+++ ENTRIES

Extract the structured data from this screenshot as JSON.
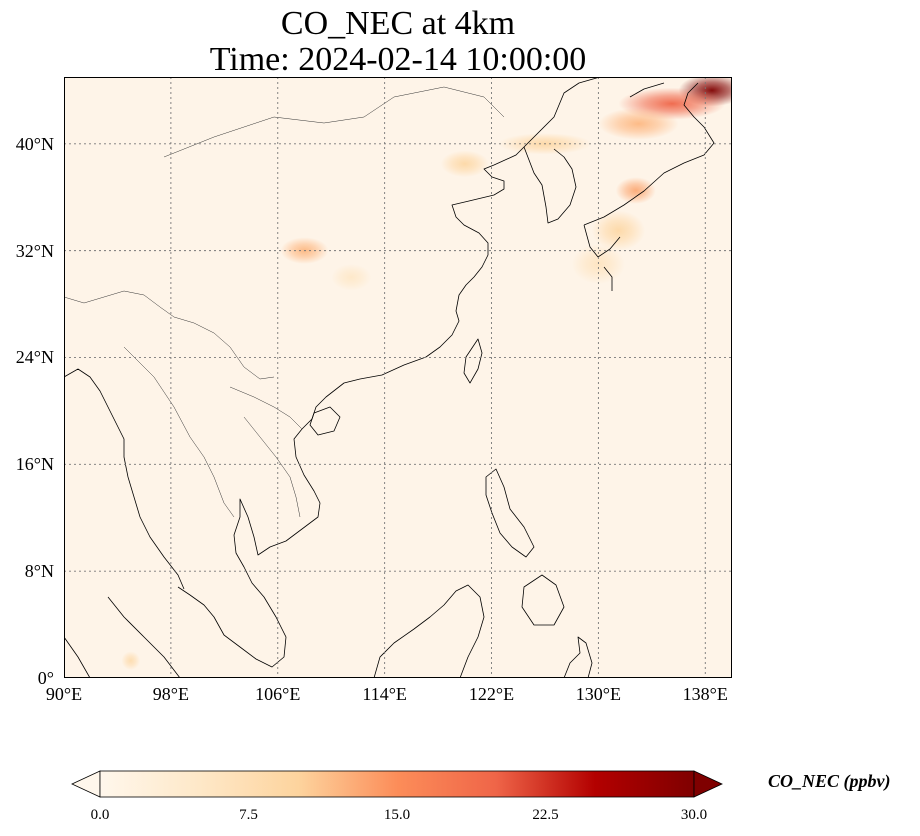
{
  "title": {
    "line1": "CO_NEC at 4km",
    "line2": "Time: 2024-02-14 10:00:00"
  },
  "map": {
    "lon_range": [
      90,
      140
    ],
    "lat_range": [
      0,
      45
    ],
    "gridlines": "dotted",
    "lat_ticks": [
      {
        "value": 0,
        "label": "0°"
      },
      {
        "value": 8,
        "label": "8°N"
      },
      {
        "value": 16,
        "label": "16°N"
      },
      {
        "value": 24,
        "label": "24°N"
      },
      {
        "value": 32,
        "label": "32°N"
      },
      {
        "value": 40,
        "label": "40°N"
      }
    ],
    "lon_ticks": [
      {
        "value": 90,
        "label": "90°E"
      },
      {
        "value": 98,
        "label": "98°E"
      },
      {
        "value": 106,
        "label": "106°E"
      },
      {
        "value": 114,
        "label": "114°E"
      },
      {
        "value": 122,
        "label": "122°E"
      },
      {
        "value": 130,
        "label": "130°E"
      },
      {
        "value": 138,
        "label": "138°E"
      }
    ],
    "colormap": "OrRd",
    "background_color": "#fef4e8",
    "coastline_color": "#000000",
    "plumes": [
      {
        "lon": 138.5,
        "lat": 44.0,
        "value": 30,
        "rx": 2.5,
        "ry": 1.2
      },
      {
        "lon": 135.5,
        "lat": 43.0,
        "value": 20,
        "rx": 4.0,
        "ry": 1.2
      },
      {
        "lon": 133.0,
        "lat": 41.5,
        "value": 12,
        "rx": 3.0,
        "ry": 1.2
      },
      {
        "lon": 132.8,
        "lat": 36.5,
        "value": 13,
        "rx": 1.5,
        "ry": 1.0
      },
      {
        "lon": 131.5,
        "lat": 33.5,
        "value": 9,
        "rx": 2.0,
        "ry": 1.5
      },
      {
        "lon": 130.0,
        "lat": 31.0,
        "value": 6,
        "rx": 2.0,
        "ry": 1.5
      },
      {
        "lon": 126.0,
        "lat": 40.0,
        "value": 9,
        "rx": 3.5,
        "ry": 0.8
      },
      {
        "lon": 120.0,
        "lat": 38.5,
        "value": 9,
        "rx": 1.8,
        "ry": 1.0
      },
      {
        "lon": 108.0,
        "lat": 32.0,
        "value": 12,
        "rx": 1.8,
        "ry": 1.0
      },
      {
        "lon": 111.5,
        "lat": 30.0,
        "value": 5,
        "rx": 1.5,
        "ry": 1.0
      },
      {
        "lon": 95.0,
        "lat": 1.3,
        "value": 8,
        "rx": 0.7,
        "ry": 0.7
      }
    ]
  },
  "colorbar": {
    "label": "CO_NEC (ppbv)",
    "min": 0,
    "max": 30,
    "extend": "both",
    "ticks": [
      {
        "value": 0,
        "label": "0.0"
      },
      {
        "value": 7.5,
        "label": "7.5"
      },
      {
        "value": 15,
        "label": "15.0"
      },
      {
        "value": 22.5,
        "label": "22.5"
      },
      {
        "value": 30,
        "label": "30.0"
      }
    ],
    "stops": [
      {
        "value": 0,
        "color": "#fff7ec"
      },
      {
        "value": 5,
        "color": "#fee8c8"
      },
      {
        "value": 10,
        "color": "#fdd49e"
      },
      {
        "value": 15,
        "color": "#fc8d59"
      },
      {
        "value": 20,
        "color": "#ef6548"
      },
      {
        "value": 25,
        "color": "#b30000"
      },
      {
        "value": 30,
        "color": "#7f0000"
      }
    ]
  }
}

++++++

(TASK DIRECTIONS): Reproduce all of the entries word for word, skipping any pictures they hold.

(TASK ANSWER):
Extract the structured data from this screenshot as JSON.
{
  "title": {
    "line1": "CO_NEC at 4km",
    "line2": "Time: 2024-02-14 10:00:00"
  },
  "map": {
    "lon_range": [
      90,
      140
    ],
    "lat_range": [
      0,
      45
    ],
    "gridlines": "dotted",
    "lat_ticks": [
      {
        "value": 0,
        "label": "0°"
      },
      {
        "value": 8,
        "label": "8°N"
      },
      {
        "value": 16,
        "label": "16°N"
      },
      {
        "value": 24,
        "label": "24°N"
      },
      {
        "value": 32,
        "label": "32°N"
      },
      {
        "value": 40,
        "label": "40°N"
      }
    ],
    "lon_ticks": [
      {
        "value": 90,
        "label": "90°E"
      },
      {
        "value": 98,
        "label": "98°E"
      },
      {
        "value": 106,
        "label": "106°E"
      },
      {
        "value": 114,
        "label": "114°E"
      },
      {
        "value": 122,
        "label": "122°E"
      },
      {
        "value": 130,
        "label": "130°E"
      },
      {
        "value": 138,
        "label": "138°E"
      }
    ],
    "colormap": "OrRd",
    "background_color": "#fef4e8",
    "coastline_color": "#000000",
    "plumes": [
      {
        "lon": 138.5,
        "lat": 44.0,
        "value": 30,
        "rx": 2.5,
        "ry": 1.2
      },
      {
        "lon": 135.5,
        "lat": 43.0,
        "value": 20,
        "rx": 4.0,
        "ry": 1.2
      },
      {
        "lon": 133.0,
        "lat": 41.5,
        "value": 12,
        "rx": 3.0,
        "ry": 1.2
      },
      {
        "lon": 132.8,
        "lat": 36.5,
        "value": 13,
        "rx": 1.5,
        "ry": 1.0
      },
      {
        "lon": 131.5,
        "lat": 33.5,
        "value": 9,
        "rx": 2.0,
        "ry": 1.5
      },
      {
        "lon": 130.0,
        "lat": 31.0,
        "value": 6,
        "rx": 2.0,
        "ry": 1.5
      },
      {
        "lon": 126.0,
        "lat": 40.0,
        "value": 9,
        "rx": 3.5,
        "ry": 0.8
      },
      {
        "lon": 120.0,
        "lat": 38.5,
        "value": 9,
        "rx": 1.8,
        "ry": 1.0
      },
      {
        "lon": 108.0,
        "lat": 32.0,
        "value": 12,
        "rx": 1.8,
        "ry": 1.0
      },
      {
        "lon": 111.5,
        "lat": 30.0,
        "value": 5,
        "rx": 1.5,
        "ry": 1.0
      },
      {
        "lon": 95.0,
        "lat": 1.3,
        "value": 8,
        "rx": 0.7,
        "ry": 0.7
      }
    ]
  },
  "colorbar": {
    "label": "CO_NEC (ppbv)",
    "min": 0,
    "max": 30,
    "extend": "both",
    "ticks": [
      {
        "value": 0,
        "label": "0.0"
      },
      {
        "value": 7.5,
        "label": "7.5"
      },
      {
        "value": 15,
        "label": "15.0"
      },
      {
        "value": 22.5,
        "label": "22.5"
      },
      {
        "value": 30,
        "label": "30.0"
      }
    ],
    "stops": [
      {
        "value": 0,
        "color": "#fff7ec"
      },
      {
        "value": 5,
        "color": "#fee8c8"
      },
      {
        "value": 10,
        "color": "#fdd49e"
      },
      {
        "value": 15,
        "color": "#fc8d59"
      },
      {
        "value": 20,
        "color": "#ef6548"
      },
      {
        "value": 25,
        "color": "#b30000"
      },
      {
        "value": 30,
        "color": "#7f0000"
      }
    ]
  }
}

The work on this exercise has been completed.